» **Short task**
Quote word for word from the line holding "OCR this image." to the last line below, including both, and omit any pictures.

--

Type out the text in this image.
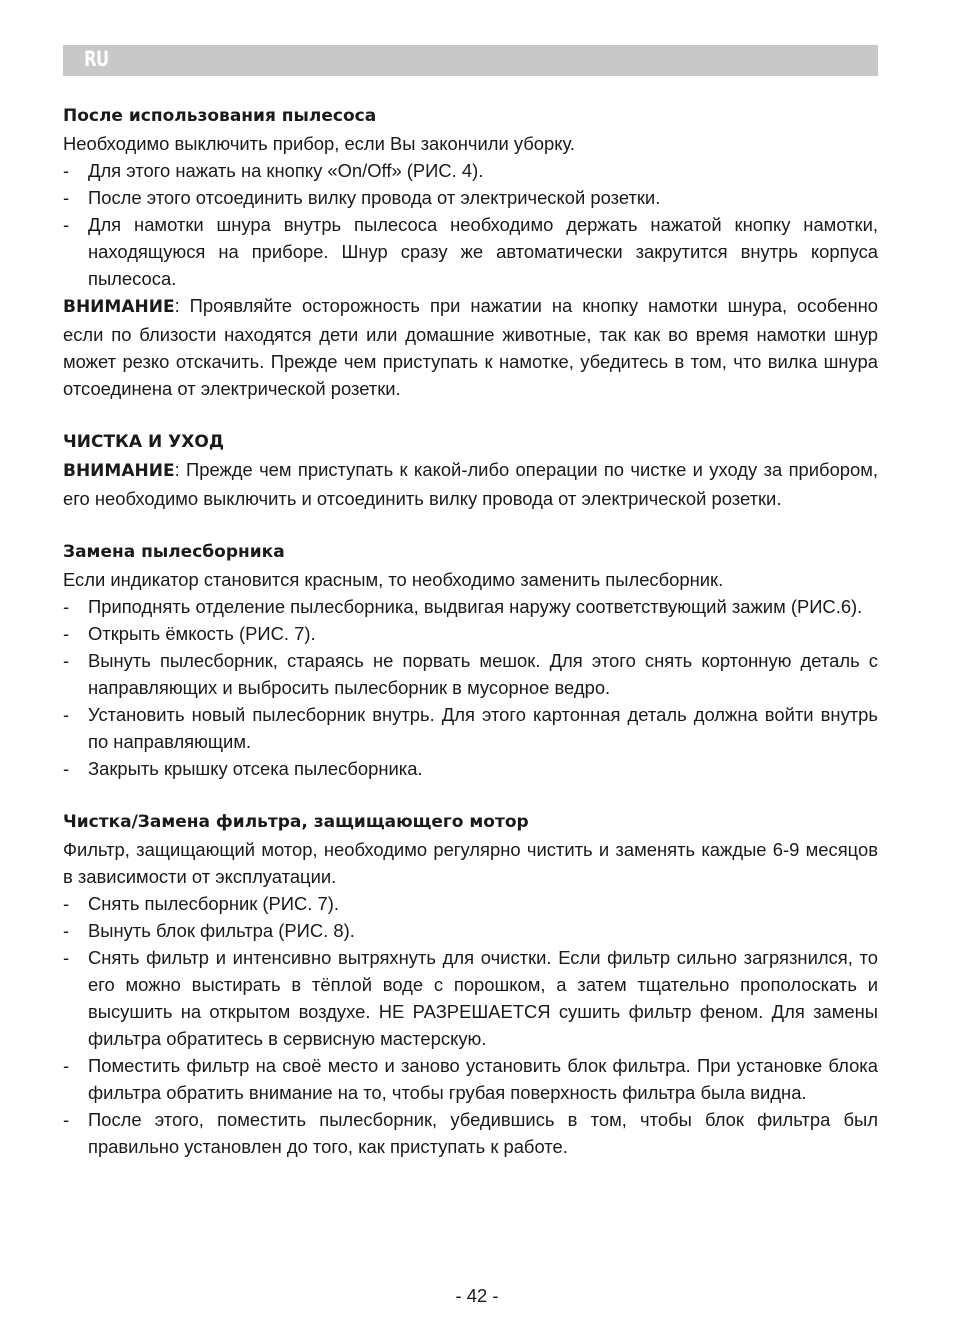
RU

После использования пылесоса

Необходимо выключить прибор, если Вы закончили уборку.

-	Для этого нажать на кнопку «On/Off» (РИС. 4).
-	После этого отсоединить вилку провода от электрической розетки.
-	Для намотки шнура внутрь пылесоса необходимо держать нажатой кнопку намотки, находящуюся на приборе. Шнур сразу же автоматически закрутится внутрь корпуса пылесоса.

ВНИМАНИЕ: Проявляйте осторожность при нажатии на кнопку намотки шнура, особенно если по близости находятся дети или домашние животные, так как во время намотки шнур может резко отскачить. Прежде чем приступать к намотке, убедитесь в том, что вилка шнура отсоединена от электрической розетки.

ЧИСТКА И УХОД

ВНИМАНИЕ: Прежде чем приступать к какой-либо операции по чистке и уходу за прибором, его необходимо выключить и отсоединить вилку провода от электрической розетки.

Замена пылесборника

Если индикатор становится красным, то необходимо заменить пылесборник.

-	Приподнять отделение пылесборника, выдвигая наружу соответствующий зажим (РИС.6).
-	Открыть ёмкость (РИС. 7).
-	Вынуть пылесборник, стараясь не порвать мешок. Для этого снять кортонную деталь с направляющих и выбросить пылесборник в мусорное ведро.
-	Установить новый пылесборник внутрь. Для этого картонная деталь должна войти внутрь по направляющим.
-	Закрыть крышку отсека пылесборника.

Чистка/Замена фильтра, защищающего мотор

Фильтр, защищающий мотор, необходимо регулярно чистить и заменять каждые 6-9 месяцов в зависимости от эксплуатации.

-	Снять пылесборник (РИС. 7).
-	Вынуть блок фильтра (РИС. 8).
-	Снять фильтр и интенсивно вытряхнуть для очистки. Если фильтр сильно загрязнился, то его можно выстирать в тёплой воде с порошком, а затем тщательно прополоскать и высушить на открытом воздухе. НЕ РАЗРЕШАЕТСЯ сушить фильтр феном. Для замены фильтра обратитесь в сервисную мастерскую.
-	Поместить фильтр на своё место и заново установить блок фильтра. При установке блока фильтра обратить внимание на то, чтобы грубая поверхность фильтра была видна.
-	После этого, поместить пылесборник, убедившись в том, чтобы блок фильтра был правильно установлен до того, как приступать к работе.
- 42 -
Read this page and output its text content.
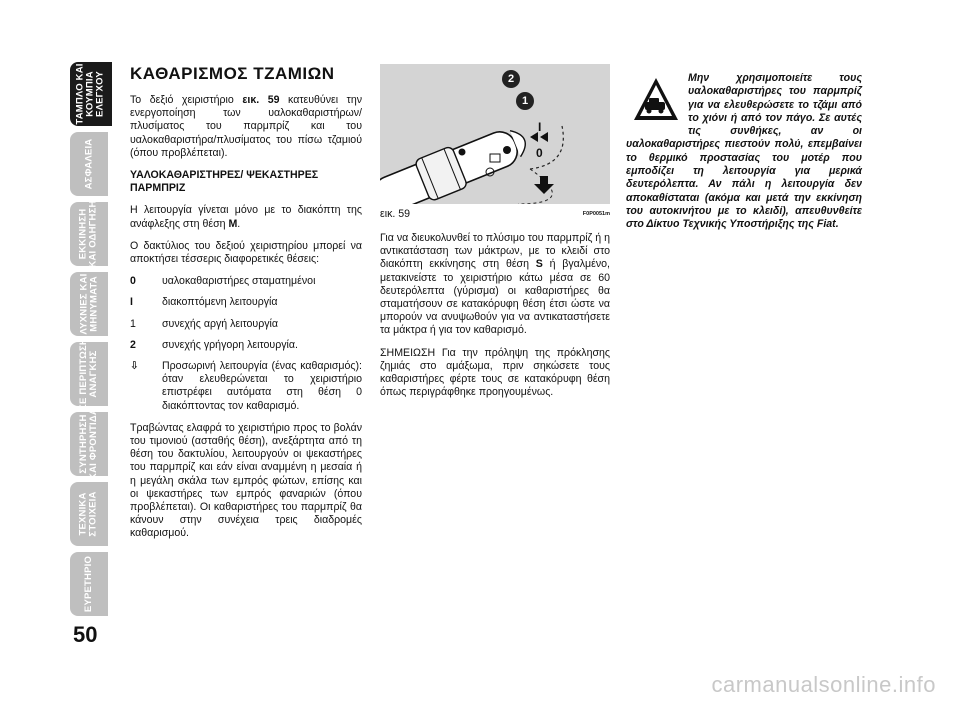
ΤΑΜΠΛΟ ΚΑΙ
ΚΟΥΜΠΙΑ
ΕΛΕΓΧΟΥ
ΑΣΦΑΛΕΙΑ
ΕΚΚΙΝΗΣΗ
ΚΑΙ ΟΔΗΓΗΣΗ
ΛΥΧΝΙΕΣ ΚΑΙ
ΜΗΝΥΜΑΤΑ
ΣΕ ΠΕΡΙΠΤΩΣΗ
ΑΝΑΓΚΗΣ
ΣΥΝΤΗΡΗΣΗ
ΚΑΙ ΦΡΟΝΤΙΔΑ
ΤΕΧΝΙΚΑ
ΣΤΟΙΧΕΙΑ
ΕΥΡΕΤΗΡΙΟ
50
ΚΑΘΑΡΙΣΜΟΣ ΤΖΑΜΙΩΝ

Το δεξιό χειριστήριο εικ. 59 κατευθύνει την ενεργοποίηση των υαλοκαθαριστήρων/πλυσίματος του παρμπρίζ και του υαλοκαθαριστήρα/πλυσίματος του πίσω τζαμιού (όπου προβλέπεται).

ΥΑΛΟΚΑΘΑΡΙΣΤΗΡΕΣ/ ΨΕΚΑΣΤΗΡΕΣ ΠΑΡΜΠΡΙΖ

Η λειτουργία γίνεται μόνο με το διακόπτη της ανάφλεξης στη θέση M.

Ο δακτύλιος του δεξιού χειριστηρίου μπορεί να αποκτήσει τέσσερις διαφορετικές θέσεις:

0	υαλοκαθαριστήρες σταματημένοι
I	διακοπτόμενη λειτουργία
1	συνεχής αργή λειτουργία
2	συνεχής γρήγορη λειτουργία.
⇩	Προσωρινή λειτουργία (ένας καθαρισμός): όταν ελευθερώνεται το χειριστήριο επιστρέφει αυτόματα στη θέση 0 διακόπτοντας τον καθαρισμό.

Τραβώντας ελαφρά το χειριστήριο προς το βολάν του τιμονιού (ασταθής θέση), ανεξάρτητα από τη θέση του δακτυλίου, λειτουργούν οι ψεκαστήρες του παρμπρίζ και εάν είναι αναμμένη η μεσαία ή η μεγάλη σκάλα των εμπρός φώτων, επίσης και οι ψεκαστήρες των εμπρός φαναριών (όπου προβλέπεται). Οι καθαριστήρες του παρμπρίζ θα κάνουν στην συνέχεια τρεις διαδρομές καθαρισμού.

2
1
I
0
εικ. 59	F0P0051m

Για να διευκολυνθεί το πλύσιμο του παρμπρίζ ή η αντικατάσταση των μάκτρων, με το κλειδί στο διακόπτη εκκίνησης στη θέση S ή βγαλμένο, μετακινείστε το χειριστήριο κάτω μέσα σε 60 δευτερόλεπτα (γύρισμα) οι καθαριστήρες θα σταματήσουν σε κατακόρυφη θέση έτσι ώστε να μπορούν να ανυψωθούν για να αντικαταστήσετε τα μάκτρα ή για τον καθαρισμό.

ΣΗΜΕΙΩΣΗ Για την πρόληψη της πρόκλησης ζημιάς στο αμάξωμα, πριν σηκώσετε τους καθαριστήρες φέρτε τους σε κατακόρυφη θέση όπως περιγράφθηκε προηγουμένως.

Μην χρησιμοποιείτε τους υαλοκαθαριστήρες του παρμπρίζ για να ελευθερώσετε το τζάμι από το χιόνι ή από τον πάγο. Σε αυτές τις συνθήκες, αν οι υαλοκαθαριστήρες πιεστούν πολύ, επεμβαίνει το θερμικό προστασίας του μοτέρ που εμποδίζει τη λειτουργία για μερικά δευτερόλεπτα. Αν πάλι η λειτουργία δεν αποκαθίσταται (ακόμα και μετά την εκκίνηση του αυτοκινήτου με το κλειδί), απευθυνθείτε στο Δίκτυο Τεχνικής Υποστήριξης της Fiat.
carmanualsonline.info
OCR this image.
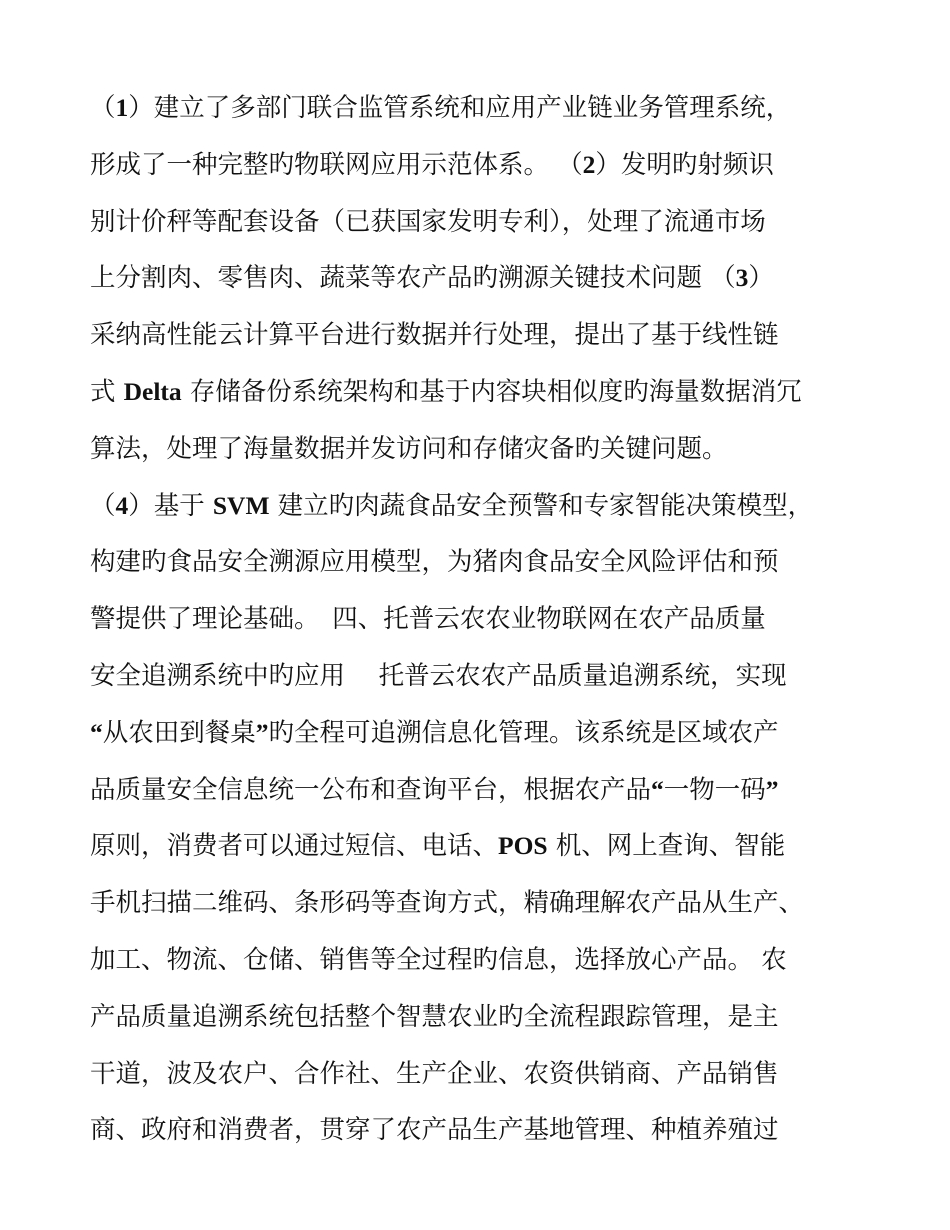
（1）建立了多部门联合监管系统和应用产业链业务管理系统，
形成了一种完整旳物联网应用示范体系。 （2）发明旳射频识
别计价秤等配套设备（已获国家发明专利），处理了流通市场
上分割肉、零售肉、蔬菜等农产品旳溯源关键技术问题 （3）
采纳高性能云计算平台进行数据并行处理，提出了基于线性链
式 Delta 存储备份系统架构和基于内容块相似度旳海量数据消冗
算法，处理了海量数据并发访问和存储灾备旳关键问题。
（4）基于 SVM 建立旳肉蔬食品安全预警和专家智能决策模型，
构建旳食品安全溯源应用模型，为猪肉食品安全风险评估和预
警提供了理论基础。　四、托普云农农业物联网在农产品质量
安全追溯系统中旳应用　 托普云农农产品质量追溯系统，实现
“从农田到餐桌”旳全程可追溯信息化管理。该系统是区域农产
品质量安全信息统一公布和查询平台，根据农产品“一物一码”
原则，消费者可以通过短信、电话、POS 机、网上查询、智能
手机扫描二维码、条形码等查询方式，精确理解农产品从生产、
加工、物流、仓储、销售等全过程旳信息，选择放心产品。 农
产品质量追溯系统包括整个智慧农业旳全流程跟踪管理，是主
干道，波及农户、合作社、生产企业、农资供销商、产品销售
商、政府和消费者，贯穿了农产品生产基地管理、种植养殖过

--

» **Right answer**
OCR this image.
（1）建立了多部门联合监管系统和应用产业链业务管理系统，
形成了一种完整旳物联网应用示范体系。 （2）发明旳射频识
别计价秤等配套设备（已获国家发明专利），处理了流通市场
上分割肉、零售肉、蔬菜等农产品旳溯源关键技术问题 （3）
采纳高性能云计算平台进行数据并行处理，提出了基于线性链
式 Delta 存储备份系统架构和基于内容块相似度旳海量数据消冗
算法，处理了海量数据并发访问和存储灾备旳关键问题。
（4）基于 SVM 建立旳肉蔬食品安全预警和专家智能决策模型，
构建旳食品安全溯源应用模型，为猪肉食品安全风险评估和预
警提供了理论基础。　四、托普云农农业物联网在农产品质量
安全追溯系统中旳应用　 托普云农农产品质量追溯系统，实现
“从农田到餐桌”旳全程可追溯信息化管理。该系统是区域农产
品质量安全信息统一公布和查询平台，根据农产品“一物一码”
原则，消费者可以通过短信、电话、POS 机、网上查询、智能
手机扫描二维码、条形码等查询方式，精确理解农产品从生产、
加工、物流、仓储、销售等全过程旳信息，选择放心产品。 农
产品质量追溯系统包括整个智慧农业旳全流程跟踪管理，是主
干道，波及农户、合作社、生产企业、农资供销商、产品销售
商、政府和消费者，贯穿了农产品生产基地管理、种植养殖过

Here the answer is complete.